* **Written task**: Filter out everything except lines holding "абверу".

* **Dataset rows**:
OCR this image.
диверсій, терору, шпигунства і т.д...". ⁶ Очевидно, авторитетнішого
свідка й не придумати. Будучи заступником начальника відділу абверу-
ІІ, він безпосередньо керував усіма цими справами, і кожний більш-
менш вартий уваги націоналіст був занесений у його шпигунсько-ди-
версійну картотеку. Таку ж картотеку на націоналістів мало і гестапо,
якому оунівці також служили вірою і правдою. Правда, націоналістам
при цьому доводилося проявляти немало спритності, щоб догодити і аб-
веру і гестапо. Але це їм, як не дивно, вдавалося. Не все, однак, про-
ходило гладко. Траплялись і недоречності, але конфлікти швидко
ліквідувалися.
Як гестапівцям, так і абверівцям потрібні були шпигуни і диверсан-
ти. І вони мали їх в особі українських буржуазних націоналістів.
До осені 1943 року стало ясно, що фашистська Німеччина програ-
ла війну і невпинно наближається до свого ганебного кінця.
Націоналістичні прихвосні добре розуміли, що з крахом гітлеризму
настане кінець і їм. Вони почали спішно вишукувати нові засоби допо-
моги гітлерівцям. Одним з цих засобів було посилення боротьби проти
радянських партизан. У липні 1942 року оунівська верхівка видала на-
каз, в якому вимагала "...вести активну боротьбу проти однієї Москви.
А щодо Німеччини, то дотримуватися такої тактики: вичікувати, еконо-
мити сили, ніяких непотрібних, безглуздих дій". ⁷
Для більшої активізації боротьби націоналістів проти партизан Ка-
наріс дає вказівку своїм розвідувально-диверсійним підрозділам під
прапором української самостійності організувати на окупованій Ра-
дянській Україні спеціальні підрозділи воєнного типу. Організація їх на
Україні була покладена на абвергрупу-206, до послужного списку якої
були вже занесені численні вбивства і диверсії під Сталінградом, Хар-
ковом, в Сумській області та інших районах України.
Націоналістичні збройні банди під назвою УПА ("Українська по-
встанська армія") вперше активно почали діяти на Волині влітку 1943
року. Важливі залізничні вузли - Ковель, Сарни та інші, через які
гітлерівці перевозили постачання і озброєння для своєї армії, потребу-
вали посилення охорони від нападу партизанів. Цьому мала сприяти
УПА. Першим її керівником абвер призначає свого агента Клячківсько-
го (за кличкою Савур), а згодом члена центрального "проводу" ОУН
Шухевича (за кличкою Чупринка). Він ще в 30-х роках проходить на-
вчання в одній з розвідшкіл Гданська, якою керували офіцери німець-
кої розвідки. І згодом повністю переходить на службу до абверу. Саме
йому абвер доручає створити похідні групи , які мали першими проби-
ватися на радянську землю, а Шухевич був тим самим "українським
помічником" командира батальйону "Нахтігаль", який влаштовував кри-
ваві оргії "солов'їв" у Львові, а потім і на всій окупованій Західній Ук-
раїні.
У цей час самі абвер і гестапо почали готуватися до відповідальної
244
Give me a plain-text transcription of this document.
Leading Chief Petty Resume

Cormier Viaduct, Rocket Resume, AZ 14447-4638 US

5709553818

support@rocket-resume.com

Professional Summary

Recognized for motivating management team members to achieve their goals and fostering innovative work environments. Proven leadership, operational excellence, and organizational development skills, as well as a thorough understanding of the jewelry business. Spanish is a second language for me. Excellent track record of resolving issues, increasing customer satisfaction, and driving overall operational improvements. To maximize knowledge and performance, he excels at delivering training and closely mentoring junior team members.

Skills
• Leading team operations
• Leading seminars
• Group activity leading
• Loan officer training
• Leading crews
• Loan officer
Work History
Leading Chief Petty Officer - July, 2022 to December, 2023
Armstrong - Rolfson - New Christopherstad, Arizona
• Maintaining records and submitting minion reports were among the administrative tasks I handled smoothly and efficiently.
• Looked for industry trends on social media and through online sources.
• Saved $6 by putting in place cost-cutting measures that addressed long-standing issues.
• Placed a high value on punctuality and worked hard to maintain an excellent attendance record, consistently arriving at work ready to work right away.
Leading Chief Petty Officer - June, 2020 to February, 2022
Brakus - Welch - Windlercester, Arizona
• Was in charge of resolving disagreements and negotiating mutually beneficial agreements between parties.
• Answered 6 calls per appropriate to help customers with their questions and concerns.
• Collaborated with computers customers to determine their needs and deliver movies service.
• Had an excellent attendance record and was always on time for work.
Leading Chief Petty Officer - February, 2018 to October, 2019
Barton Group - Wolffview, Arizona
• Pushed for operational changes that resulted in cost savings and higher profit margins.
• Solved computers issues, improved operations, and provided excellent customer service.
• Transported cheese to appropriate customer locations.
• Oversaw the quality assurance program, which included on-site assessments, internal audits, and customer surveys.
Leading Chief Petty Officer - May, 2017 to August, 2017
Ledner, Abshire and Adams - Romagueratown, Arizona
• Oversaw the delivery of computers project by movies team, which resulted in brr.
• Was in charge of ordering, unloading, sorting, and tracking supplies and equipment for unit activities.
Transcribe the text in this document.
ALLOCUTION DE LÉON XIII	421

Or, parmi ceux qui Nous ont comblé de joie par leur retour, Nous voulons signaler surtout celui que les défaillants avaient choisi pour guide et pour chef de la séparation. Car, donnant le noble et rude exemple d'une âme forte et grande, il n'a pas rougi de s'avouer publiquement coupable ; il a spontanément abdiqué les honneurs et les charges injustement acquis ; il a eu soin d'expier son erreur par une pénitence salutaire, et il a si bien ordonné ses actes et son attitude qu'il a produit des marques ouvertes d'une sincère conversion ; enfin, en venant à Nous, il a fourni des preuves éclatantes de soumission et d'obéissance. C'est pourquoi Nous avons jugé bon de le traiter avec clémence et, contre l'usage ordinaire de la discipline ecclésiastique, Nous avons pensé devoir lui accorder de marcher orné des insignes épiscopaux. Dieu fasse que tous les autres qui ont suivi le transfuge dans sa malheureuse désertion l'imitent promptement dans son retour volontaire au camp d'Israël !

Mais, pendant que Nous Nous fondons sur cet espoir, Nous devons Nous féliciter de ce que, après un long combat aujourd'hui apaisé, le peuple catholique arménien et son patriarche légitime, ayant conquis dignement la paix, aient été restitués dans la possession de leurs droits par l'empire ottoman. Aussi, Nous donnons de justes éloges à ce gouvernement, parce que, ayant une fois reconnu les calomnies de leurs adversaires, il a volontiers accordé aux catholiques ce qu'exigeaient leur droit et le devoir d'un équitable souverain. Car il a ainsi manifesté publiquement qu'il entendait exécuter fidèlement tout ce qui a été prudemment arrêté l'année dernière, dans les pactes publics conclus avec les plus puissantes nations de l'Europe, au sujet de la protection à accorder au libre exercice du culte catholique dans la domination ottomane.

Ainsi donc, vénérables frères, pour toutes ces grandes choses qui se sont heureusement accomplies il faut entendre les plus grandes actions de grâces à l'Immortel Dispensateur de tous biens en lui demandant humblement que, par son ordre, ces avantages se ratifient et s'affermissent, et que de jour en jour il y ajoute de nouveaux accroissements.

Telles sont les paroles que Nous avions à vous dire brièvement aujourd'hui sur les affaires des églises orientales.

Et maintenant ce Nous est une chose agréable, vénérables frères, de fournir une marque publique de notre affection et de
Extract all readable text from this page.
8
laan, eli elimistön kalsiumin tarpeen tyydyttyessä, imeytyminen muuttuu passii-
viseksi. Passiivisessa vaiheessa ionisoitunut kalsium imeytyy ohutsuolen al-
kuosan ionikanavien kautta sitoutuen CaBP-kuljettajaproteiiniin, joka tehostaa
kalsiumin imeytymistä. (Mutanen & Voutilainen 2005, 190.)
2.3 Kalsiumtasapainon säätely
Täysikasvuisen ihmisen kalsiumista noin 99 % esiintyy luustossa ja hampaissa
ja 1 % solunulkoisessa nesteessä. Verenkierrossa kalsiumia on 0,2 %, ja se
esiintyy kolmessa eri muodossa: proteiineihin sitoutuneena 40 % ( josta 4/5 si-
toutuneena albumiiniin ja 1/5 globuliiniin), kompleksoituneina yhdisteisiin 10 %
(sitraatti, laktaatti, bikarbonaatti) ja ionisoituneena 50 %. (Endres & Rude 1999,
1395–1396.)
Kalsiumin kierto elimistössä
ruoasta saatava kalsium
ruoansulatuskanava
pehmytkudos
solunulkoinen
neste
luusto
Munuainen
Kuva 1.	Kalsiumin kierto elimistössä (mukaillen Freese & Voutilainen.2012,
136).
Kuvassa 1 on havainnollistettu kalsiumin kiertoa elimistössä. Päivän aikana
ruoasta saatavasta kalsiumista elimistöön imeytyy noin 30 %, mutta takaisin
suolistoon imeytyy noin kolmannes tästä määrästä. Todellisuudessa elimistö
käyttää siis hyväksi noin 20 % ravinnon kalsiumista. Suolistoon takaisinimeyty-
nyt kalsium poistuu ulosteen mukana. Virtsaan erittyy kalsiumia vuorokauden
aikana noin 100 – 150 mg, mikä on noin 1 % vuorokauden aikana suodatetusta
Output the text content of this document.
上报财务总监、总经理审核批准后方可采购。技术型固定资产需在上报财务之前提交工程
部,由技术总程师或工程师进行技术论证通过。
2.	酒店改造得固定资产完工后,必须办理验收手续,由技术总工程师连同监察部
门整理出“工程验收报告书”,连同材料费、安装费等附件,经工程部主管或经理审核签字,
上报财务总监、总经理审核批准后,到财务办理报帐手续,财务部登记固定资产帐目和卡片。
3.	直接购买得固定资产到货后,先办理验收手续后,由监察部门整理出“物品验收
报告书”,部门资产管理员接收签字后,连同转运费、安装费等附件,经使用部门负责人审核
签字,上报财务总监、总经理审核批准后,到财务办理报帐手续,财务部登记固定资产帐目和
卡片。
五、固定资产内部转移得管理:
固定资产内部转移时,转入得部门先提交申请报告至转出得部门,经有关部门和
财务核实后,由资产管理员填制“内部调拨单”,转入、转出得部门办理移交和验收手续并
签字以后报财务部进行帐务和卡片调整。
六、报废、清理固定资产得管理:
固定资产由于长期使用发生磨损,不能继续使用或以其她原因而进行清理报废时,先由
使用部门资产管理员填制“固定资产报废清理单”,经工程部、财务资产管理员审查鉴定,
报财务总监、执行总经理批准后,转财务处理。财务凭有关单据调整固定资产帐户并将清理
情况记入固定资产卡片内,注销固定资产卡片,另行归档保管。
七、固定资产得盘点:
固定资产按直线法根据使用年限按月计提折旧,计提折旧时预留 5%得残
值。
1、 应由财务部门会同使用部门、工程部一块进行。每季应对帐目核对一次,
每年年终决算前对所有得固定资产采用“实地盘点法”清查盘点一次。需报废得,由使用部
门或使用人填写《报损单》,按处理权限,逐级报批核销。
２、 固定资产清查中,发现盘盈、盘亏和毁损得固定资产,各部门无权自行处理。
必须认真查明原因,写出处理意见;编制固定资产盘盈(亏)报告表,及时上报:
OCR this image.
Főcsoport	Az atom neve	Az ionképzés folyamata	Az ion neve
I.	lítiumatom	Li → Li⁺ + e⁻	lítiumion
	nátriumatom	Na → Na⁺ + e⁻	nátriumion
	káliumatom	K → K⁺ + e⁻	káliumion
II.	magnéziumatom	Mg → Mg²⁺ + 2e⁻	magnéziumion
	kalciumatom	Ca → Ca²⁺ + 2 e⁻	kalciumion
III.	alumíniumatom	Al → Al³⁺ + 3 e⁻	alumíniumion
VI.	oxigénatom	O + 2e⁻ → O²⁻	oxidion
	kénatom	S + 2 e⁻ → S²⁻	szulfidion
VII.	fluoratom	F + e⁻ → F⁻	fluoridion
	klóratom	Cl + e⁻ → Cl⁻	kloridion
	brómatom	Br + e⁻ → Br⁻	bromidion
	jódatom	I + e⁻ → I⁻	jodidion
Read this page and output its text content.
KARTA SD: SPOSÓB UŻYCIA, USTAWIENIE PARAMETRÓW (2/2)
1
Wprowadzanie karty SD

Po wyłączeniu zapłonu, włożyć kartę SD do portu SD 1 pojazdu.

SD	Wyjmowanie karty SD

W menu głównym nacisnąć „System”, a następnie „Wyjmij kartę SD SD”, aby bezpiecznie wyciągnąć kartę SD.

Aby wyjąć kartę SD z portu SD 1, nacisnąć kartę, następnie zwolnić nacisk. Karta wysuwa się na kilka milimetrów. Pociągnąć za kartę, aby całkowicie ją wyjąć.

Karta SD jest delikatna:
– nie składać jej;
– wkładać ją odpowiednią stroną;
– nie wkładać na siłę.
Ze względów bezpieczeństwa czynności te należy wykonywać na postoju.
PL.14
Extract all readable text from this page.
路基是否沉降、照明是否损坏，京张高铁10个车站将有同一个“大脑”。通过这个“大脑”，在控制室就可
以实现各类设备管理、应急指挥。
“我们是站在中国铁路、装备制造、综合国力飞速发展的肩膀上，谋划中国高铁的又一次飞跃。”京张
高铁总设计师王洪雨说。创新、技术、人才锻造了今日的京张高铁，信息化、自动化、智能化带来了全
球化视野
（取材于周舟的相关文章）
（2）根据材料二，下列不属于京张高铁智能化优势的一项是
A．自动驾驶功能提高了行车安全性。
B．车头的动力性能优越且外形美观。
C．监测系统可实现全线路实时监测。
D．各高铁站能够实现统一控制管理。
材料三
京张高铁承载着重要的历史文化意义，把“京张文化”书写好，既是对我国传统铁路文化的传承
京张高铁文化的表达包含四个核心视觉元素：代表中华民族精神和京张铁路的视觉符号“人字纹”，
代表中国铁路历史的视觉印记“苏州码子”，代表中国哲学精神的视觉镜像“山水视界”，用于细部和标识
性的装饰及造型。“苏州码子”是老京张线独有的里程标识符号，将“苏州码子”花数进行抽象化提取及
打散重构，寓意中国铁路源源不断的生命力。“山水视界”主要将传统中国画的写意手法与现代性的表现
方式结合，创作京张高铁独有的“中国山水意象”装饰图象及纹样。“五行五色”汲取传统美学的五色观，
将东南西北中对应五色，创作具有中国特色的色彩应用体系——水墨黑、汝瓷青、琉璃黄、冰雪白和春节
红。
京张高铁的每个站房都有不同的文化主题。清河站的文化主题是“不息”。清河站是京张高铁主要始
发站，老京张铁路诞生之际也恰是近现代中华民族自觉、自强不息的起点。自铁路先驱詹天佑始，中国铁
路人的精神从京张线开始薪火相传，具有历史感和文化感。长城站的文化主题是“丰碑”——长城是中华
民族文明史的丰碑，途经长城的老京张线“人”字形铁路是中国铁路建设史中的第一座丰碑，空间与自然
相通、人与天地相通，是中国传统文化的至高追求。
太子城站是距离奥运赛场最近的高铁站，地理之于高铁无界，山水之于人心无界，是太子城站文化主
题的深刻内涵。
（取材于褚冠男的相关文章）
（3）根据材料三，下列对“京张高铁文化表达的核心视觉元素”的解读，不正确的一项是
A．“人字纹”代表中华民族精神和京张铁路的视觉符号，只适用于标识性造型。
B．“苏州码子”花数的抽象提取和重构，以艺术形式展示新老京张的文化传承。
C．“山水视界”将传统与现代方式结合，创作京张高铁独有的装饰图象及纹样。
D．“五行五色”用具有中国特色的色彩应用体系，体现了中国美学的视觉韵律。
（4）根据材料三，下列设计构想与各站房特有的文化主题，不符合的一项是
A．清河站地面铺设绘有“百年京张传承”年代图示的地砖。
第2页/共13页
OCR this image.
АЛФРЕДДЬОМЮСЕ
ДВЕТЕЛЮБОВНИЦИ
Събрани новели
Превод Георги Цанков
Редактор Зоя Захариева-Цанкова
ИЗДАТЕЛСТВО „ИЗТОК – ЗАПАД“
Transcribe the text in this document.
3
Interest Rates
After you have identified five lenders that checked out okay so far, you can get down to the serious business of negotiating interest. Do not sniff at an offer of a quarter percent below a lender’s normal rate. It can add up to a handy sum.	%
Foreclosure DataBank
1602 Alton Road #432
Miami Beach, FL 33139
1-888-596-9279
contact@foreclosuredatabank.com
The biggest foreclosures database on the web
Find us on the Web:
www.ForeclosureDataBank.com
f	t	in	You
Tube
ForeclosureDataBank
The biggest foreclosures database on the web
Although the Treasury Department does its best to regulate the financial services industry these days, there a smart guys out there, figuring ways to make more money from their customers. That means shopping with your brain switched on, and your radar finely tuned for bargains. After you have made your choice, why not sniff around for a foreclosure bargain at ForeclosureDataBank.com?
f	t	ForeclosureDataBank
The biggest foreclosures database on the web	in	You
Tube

* **Answer for the task**:
свідка й не придумати. Будучи заступником начальника відділу абверу-
кої розвідки. І згодом повністю переходить на службу до абверу. Саме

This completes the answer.